→ **Exercise requirements**:
Restate each entry word for word, leaving nothing out.

-- Given information start --

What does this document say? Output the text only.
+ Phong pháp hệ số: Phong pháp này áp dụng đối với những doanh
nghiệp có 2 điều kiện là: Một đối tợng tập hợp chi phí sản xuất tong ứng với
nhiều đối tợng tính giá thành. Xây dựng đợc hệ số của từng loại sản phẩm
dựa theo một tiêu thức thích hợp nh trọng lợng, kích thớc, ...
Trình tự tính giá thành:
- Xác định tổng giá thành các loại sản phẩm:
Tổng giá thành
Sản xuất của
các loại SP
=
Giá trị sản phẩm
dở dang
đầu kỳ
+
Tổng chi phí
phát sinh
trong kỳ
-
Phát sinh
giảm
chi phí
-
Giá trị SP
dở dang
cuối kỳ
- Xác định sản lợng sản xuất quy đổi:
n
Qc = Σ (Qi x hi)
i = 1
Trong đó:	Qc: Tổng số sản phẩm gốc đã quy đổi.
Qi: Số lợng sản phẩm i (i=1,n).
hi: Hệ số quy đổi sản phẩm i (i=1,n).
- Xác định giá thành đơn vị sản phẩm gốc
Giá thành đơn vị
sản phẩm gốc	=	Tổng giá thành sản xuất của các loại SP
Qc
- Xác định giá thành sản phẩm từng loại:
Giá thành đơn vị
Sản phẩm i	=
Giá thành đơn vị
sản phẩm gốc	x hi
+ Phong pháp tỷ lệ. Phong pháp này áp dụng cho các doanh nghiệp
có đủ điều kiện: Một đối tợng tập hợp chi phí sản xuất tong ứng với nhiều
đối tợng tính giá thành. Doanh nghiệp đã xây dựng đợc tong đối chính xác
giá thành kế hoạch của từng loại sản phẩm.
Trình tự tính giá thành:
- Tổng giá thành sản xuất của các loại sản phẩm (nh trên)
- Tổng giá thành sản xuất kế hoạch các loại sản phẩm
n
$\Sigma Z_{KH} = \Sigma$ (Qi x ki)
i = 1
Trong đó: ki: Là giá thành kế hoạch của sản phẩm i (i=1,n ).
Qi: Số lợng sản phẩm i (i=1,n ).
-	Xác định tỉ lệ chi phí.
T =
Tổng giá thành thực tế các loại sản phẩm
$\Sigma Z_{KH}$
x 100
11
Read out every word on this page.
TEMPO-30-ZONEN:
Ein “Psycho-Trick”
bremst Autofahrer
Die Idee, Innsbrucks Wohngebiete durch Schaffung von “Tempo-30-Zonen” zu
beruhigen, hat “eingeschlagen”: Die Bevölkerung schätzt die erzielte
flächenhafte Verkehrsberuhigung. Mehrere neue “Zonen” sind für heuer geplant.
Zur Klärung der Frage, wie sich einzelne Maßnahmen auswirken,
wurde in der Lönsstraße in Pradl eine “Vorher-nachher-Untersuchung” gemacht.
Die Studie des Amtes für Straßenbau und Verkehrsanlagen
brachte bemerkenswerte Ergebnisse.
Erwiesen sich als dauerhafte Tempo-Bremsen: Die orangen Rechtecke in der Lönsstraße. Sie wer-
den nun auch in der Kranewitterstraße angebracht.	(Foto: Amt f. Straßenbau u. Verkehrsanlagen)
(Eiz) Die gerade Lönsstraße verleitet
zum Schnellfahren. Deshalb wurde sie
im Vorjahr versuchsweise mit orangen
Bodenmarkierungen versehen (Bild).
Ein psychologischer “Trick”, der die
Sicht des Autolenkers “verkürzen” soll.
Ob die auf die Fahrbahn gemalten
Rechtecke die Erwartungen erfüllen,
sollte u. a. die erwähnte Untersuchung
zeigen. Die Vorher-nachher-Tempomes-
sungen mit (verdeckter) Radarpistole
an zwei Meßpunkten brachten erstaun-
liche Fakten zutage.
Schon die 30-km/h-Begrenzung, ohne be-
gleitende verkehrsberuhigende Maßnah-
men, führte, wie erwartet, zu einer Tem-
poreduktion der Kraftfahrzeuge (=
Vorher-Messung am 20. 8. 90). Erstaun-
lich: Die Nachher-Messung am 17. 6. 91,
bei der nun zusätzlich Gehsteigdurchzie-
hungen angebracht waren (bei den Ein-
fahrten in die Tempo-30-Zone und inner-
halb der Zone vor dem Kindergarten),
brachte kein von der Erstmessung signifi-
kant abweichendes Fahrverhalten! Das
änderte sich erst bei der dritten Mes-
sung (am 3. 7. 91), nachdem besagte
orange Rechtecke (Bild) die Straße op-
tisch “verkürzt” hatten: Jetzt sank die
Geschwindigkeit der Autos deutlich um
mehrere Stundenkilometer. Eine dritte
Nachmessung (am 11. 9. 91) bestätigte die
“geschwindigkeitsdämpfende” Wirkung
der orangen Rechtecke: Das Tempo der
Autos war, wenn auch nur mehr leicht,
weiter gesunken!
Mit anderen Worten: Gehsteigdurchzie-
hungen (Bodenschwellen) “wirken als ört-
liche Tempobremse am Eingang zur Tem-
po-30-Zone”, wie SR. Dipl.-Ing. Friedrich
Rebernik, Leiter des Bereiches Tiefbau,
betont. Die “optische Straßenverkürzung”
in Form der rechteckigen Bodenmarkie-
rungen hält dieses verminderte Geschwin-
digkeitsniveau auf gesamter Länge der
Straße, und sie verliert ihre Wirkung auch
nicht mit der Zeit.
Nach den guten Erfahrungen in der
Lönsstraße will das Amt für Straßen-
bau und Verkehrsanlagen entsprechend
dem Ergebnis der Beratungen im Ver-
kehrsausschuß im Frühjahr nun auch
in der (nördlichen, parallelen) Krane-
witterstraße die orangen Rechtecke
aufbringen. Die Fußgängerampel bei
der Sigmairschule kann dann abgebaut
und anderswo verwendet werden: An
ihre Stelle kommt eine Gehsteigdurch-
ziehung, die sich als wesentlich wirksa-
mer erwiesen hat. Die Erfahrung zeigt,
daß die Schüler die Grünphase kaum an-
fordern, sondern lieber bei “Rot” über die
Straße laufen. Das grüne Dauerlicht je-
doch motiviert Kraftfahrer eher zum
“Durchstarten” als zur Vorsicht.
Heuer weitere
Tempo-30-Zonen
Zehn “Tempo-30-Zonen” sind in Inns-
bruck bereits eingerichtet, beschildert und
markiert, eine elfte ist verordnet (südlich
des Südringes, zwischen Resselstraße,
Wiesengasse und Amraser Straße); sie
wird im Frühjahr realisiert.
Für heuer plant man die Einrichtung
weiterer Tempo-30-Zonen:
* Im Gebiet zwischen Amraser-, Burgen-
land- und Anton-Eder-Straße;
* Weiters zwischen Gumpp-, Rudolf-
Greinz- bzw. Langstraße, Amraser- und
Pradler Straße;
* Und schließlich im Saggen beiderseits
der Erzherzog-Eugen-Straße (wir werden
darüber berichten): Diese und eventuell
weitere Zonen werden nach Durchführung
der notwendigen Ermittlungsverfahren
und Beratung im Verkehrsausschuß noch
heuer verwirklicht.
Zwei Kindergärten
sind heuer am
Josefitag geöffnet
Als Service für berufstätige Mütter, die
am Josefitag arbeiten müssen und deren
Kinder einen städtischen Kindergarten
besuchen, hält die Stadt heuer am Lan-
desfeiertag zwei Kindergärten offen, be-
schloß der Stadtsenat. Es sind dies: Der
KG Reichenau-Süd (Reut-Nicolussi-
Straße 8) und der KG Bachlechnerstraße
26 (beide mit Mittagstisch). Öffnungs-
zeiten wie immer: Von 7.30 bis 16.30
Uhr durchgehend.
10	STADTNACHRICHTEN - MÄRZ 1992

-- Given information end --

→ **Response for this exercise**:
What does this document say? Output the text only.
+ Phong pháp hệ số: Phong pháp này áp dụng đối với những doanh
nghiệp có 2 điều kiện là: Một đối tợng tập hợp chi phí sản xuất tong ứng với
nhiều đối tợng tính giá thành. Xây dựng đợc hệ số của từng loại sản phẩm
dựa theo một tiêu thức thích hợp nh trọng lợng, kích thớc, ...
Trình tự tính giá thành:
- Xác định tổng giá thành các loại sản phẩm:
Tổng giá thành
Sản xuất của
các loại SP
=
Giá trị sản phẩm
dở dang
đầu kỳ
+
Tổng chi phí
phát sinh
trong kỳ
-
Phát sinh
giảm
chi phí
-
Giá trị SP
dở dang
cuối kỳ
- Xác định sản lợng sản xuất quy đổi:
n
Qc = Σ (Qi x hi)
i = 1
Trong đó:	Qc: Tổng số sản phẩm gốc đã quy đổi.
Qi: Số lợng sản phẩm i (i=1,n).
hi: Hệ số quy đổi sản phẩm i (i=1,n).
- Xác định giá thành đơn vị sản phẩm gốc
Giá thành đơn vị
sản phẩm gốc	=	Tổng giá thành sản xuất của các loại SP
Qc
- Xác định giá thành sản phẩm từng loại:
Giá thành đơn vị
Sản phẩm i	=
Giá thành đơn vị
sản phẩm gốc	x hi
+ Phong pháp tỷ lệ. Phong pháp này áp dụng cho các doanh nghiệp
có đủ điều kiện: Một đối tợng tập hợp chi phí sản xuất tong ứng với nhiều
đối tợng tính giá thành. Doanh nghiệp đã xây dựng đợc tong đối chính xác
giá thành kế hoạch của từng loại sản phẩm.
Trình tự tính giá thành:
- Tổng giá thành sản xuất của các loại sản phẩm (nh trên)
- Tổng giá thành sản xuất kế hoạch các loại sản phẩm
n
$\Sigma Z_{KH} = \Sigma$ (Qi x ki)
i = 1
Trong đó: ki: Là giá thành kế hoạch của sản phẩm i (i=1,n ).
Qi: Số lợng sản phẩm i (i=1,n ).
-	Xác định tỉ lệ chi phí.
T =
Tổng giá thành thực tế các loại sản phẩm
$\Sigma Z_{KH}$
x 100
11
Read out every word on this page.
TEMPO-30-ZONEN:
Ein “Psycho-Trick”
bremst Autofahrer
Die Idee, Innsbrucks Wohngebiete durch Schaffung von “Tempo-30-Zonen” zu
beruhigen, hat “eingeschlagen”: Die Bevölkerung schätzt die erzielte
flächenhafte Verkehrsberuhigung. Mehrere neue “Zonen” sind für heuer geplant.
Zur Klärung der Frage, wie sich einzelne Maßnahmen auswirken,
wurde in der Lönsstraße in Pradl eine “Vorher-nachher-Untersuchung” gemacht.
Die Studie des Amtes für Straßenbau und Verkehrsanlagen
brachte bemerkenswerte Ergebnisse.
Erwiesen sich als dauerhafte Tempo-Bremsen: Die orangen Rechtecke in der Lönsstraße. Sie wer-
den nun auch in der Kranewitterstraße angebracht.	(Foto: Amt f. Straßenbau u. Verkehrsanlagen)
(Eiz) Die gerade Lönsstraße verleitet
zum Schnellfahren. Deshalb wurde sie
im Vorjahr versuchsweise mit orangen
Bodenmarkierungen versehen (Bild).
Ein psychologischer “Trick”, der die
Sicht des Autolenkers “verkürzen” soll.
Ob die auf die Fahrbahn gemalten
Rechtecke die Erwartungen erfüllen,
sollte u. a. die erwähnte Untersuchung
zeigen. Die Vorher-nachher-Tempomes-
sungen mit (verdeckter) Radarpistole
an zwei Meßpunkten brachten erstaun-
liche Fakten zutage.
Schon die 30-km/h-Begrenzung, ohne be-
gleitende verkehrsberuhigende Maßnah-
men, führte, wie erwartet, zu einer Tem-
poreduktion der Kraftfahrzeuge (=
Vorher-Messung am 20. 8. 90). Erstaun-
lich: Die Nachher-Messung am 17. 6. 91,
bei der nun zusätzlich Gehsteigdurchzie-
hungen angebracht waren (bei den Ein-
fahrten in die Tempo-30-Zone und inner-
halb der Zone vor dem Kindergarten),
brachte kein von der Erstmessung signifi-
kant abweichendes Fahrverhalten! Das
änderte sich erst bei der dritten Mes-
sung (am 3. 7. 91), nachdem besagte
orange Rechtecke (Bild) die Straße op-
tisch “verkürzt” hatten: Jetzt sank die
Geschwindigkeit der Autos deutlich um
mehrere Stundenkilometer. Eine dritte
Nachmessung (am 11. 9. 91) bestätigte die
“geschwindigkeitsdämpfende” Wirkung
der orangen Rechtecke: Das Tempo der
Autos war, wenn auch nur mehr leicht,
weiter gesunken!
Mit anderen Worten: Gehsteigdurchzie-
hungen (Bodenschwellen) “wirken als ört-
liche Tempobremse am Eingang zur Tem-
po-30-Zone”, wie SR. Dipl.-Ing. Friedrich
Rebernik, Leiter des Bereiches Tiefbau,
betont. Die “optische Straßenverkürzung”
in Form der rechteckigen Bodenmarkie-
rungen hält dieses verminderte Geschwin-
digkeitsniveau auf gesamter Länge der
Straße, und sie verliert ihre Wirkung auch
nicht mit der Zeit.
Nach den guten Erfahrungen in der
Lönsstraße will das Amt für Straßen-
bau und Verkehrsanlagen entsprechend
dem Ergebnis der Beratungen im Ver-
kehrsausschuß im Frühjahr nun auch
in der (nördlichen, parallelen) Krane-
witterstraße die orangen Rechtecke
aufbringen. Die Fußgängerampel bei
der Sigmairschule kann dann abgebaut
und anderswo verwendet werden: An
ihre Stelle kommt eine Gehsteigdurch-
ziehung, die sich als wesentlich wirksa-
mer erwiesen hat. Die Erfahrung zeigt,
daß die Schüler die Grünphase kaum an-
fordern, sondern lieber bei “Rot” über die
Straße laufen. Das grüne Dauerlicht je-
doch motiviert Kraftfahrer eher zum
“Durchstarten” als zur Vorsicht.
Heuer weitere
Tempo-30-Zonen
Zehn “Tempo-30-Zonen” sind in Inns-
bruck bereits eingerichtet, beschildert und
markiert, eine elfte ist verordnet (südlich
des Südringes, zwischen Resselstraße,
Wiesengasse und Amraser Straße); sie
wird im Frühjahr realisiert.
Für heuer plant man die Einrichtung
weiterer Tempo-30-Zonen:
* Im Gebiet zwischen Amraser-, Burgen-
land- und Anton-Eder-Straße;
* Weiters zwischen Gumpp-, Rudolf-
Greinz- bzw. Langstraße, Amraser- und
Pradler Straße;
* Und schließlich im Saggen beiderseits
der Erzherzog-Eugen-Straße (wir werden
darüber berichten): Diese und eventuell
weitere Zonen werden nach Durchführung
der notwendigen Ermittlungsverfahren
und Beratung im Verkehrsausschuß noch
heuer verwirklicht.
Zwei Kindergärten
sind heuer am
Josefitag geöffnet
Als Service für berufstätige Mütter, die
am Josefitag arbeiten müssen und deren
Kinder einen städtischen Kindergarten
besuchen, hält die Stadt heuer am Lan-
desfeiertag zwei Kindergärten offen, be-
schloß der Stadtsenat. Es sind dies: Der
KG Reichenau-Süd (Reut-Nicolussi-
Straße 8) und der KG Bachlechnerstraße
26 (beide mit Mittagstisch). Öffnungs-
zeiten wie immer: Von 7.30 bis 16.30
Uhr durchgehend.
10	STADTNACHRICHTEN - MÄRZ 1992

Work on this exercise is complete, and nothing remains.